● **PROBLEM DETAILS**
Report every line from the material that contains the word "name".
-------- STORED RECORDS --------
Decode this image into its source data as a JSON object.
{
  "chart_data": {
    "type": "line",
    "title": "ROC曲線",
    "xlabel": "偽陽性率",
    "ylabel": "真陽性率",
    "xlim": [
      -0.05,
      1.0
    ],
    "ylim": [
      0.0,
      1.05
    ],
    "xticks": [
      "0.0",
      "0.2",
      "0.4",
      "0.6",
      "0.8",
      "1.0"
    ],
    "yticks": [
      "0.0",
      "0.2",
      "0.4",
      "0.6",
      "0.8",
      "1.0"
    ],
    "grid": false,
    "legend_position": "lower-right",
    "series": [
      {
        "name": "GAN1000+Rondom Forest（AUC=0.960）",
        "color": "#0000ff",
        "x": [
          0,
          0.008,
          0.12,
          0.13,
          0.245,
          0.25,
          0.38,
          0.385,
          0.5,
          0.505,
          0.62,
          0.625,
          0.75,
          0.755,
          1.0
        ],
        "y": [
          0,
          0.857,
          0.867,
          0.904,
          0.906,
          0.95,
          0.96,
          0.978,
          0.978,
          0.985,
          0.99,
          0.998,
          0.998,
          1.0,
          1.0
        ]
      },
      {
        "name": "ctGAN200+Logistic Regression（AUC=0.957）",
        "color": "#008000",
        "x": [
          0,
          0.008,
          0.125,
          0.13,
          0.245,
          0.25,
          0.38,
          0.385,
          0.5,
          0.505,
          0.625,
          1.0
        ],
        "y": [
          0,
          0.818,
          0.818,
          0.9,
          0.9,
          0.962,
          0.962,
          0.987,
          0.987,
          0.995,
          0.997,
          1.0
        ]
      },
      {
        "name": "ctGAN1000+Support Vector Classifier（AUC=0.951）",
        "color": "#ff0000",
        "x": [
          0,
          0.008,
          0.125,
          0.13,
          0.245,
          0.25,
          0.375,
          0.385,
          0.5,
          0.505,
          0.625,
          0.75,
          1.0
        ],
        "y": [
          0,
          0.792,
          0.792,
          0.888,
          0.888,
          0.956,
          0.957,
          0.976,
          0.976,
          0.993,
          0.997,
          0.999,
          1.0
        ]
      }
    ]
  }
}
--------
● **COMPLETE ANSWER**
        "name": "GAN1000+Rondom Forest（AUC=0.960）",
        "name": "ctGAN200+Logistic Regression（AUC=0.957）",
        "name": "ctGAN1000+Support Vector Classifier（AUC=0.951）",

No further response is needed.